### WHAT YOU HAVE TO DO
Summarize the cart-pole environment description below in two sentences.

### PROVIDED PASSAGE

'''

For this environment:

  • The balanced, upright pole position is 0 radians and the downward hanging pole position is pi radians.

  • The pole starts upright with an initial angle between –0.05 radians and 0.05 radians.

  • The force action signal from the agent to the environment is from –10 N to 10 N.

  • The observations from the environment are the position and velocity of the cart, the pole angle (clockwise-positive), and the pole angle derivative.

  • The episode terminates if the pole is more than 12 degrees from vertical or if the cart moves more than 2.4 m from the original position.

  • A reward of +0.5 is provided for every time-step that the pole remains upright. An additional reward is provided based on the distance between the cart and the origin. A penalty of –50 is applied when the pole falls.

For more information on this model, see Load Predefined Control System Environments.

Create Environment Object

Create a predefined environment object for the continuous cart-pole environment.

env = rlPredefinedEnv("CartPole-Continuous")
env = 
  CartPoleContinuousAction with properties:

                  Gravity: 9.8000
                 MassCart: 1
                 MassPole: 0.1000
                   Length: 0.5000
                 MaxForce: 10
                       Ts: 0.0200
    ThetaThresholdRadians: 0.2094
               XThreshold: 2.4000
      RewardForNotFalling: 1
        PenaltyForFalling: -50
                    State: [4×1 double]

The environment reset function initializes (randomly) and returns the environment state (linear and angular positions and velocities).

reset(env)
ans = 4×1

         0
         0
    0.0315
         0

You can visualize the cart-pole system using the plot function during training or simulation.

plot(env)

Figure Cart Pole Visualizer contains an axes object. The axes object contains 6 objects of type line, polygon.

Obtain the observation and action information for later use when creating agents.

obsInfo = getObservationInfo(env)
obsInfo = 
  rlNumericSpec with properties:

     LowerLimit: -Inf
     UpperLimit: Inf
           Name: "CartPole States"
    Description: "x, dx, theta, dtheta"
      Dimension: [4 1]
       DataType: "double"

actInfo = getActionInfo(env)
actInfo = 
  rlNumericSpec with properties:

     LowerLimit: -10
     UpperLimit: 10
           Name: "CartPole Action"
    Description: [0×0 string]
      Dimension: [1 1]
       DataType: "double"

Configure Training Options for All Agents

Set up an evaluator object to evaluate the agent 10 times without exploration every 100 training episodes.

'''

### RECORDS
'''

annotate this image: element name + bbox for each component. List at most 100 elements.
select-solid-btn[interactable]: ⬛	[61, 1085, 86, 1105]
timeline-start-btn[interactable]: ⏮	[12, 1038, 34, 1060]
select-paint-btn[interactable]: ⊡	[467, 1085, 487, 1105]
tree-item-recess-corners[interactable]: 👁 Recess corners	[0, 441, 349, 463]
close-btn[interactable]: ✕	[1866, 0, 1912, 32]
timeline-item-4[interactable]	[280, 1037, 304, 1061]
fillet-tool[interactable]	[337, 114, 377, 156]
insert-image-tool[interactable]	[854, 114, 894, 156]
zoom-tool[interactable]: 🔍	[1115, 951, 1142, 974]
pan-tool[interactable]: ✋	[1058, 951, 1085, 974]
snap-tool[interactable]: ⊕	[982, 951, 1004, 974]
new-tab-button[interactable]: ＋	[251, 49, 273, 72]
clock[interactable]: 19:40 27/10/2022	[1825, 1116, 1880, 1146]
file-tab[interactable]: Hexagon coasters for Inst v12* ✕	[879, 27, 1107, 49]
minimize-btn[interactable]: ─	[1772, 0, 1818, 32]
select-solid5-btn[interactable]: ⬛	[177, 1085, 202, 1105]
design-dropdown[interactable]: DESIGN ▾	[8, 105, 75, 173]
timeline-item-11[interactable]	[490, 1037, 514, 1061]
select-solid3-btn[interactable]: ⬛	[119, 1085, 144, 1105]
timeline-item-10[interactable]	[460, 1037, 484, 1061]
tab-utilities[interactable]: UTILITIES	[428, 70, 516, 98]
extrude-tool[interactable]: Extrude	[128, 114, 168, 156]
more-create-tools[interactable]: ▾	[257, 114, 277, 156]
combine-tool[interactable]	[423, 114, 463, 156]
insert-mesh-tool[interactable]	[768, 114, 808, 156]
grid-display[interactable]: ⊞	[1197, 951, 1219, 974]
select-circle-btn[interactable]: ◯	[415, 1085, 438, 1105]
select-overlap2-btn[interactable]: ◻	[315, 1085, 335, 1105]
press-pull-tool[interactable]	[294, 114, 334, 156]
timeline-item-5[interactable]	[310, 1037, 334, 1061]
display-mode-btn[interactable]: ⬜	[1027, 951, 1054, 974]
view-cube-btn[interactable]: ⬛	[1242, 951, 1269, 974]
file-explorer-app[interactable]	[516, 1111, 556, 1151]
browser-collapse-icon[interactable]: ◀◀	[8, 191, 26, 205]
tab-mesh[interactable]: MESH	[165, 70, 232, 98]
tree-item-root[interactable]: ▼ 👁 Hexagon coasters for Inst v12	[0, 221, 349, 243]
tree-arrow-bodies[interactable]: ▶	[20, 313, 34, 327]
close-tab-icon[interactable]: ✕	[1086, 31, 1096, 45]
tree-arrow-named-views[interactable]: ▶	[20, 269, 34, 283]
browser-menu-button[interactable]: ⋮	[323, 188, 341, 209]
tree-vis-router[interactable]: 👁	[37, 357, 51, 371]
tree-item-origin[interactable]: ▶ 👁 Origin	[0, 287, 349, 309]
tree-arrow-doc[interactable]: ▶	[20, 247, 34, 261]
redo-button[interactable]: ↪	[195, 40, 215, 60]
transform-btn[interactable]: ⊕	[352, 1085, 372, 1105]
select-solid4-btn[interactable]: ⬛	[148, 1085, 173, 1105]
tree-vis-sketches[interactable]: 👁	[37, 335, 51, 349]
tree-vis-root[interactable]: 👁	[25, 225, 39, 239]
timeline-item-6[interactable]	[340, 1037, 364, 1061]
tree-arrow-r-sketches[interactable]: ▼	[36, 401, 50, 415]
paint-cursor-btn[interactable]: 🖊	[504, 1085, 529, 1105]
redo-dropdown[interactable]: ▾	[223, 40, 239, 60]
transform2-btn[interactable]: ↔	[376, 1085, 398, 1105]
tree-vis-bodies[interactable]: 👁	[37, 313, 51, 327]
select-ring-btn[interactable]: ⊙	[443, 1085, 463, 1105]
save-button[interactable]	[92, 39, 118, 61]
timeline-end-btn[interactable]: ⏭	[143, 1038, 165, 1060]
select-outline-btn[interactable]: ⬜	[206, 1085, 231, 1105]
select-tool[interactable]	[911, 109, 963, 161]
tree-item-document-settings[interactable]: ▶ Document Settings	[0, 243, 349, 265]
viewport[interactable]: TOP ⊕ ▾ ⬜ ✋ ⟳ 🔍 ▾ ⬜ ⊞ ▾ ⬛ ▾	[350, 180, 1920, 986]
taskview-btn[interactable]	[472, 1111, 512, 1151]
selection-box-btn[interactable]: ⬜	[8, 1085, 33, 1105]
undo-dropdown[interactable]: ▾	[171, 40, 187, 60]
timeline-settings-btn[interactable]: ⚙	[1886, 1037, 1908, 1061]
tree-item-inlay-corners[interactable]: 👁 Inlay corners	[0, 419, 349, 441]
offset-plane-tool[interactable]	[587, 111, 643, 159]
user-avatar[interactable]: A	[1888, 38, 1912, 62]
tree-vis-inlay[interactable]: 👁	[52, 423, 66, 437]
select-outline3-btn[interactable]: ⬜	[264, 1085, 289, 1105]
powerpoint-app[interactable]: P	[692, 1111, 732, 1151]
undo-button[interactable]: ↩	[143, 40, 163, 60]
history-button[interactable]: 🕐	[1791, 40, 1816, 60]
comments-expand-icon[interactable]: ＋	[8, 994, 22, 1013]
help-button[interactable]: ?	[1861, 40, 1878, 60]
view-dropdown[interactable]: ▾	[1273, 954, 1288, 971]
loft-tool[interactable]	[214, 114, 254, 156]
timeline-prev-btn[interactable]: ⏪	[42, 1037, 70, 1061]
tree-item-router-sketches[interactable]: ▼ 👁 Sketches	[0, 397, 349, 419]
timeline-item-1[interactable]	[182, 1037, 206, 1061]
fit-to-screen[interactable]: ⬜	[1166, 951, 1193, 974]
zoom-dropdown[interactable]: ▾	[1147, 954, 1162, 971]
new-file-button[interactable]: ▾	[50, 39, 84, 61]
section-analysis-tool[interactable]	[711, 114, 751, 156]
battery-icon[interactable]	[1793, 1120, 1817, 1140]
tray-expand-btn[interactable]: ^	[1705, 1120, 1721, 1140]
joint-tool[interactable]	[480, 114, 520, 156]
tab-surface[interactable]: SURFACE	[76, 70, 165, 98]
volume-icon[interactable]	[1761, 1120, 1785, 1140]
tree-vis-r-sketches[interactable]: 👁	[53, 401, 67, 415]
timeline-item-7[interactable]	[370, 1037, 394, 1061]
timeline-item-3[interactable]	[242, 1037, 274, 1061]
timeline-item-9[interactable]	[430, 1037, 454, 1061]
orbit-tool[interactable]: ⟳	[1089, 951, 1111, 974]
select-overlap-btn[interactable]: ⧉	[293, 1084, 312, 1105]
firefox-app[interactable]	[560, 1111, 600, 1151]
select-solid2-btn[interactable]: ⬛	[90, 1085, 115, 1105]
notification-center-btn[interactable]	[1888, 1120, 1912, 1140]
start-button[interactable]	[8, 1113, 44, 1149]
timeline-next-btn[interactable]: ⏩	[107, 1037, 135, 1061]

'''

### PROBLEM SOLUTION
The continuous cart-pole environment starts with the pole upright at an angle between –0.05 and 0.05 radians, accepts a force action from –10 N to 10 N, and observes the cart's position and velocity along with the pole angle and its derivative. An episode terminates if the pole moves more than 12 degrees from vertical or the cart moves more than 2.4 m from its original position, and the description shows how to create the environment with rlPredefinedEnv, reset and plot it, and obtain its observation and action information for later use when creating agents.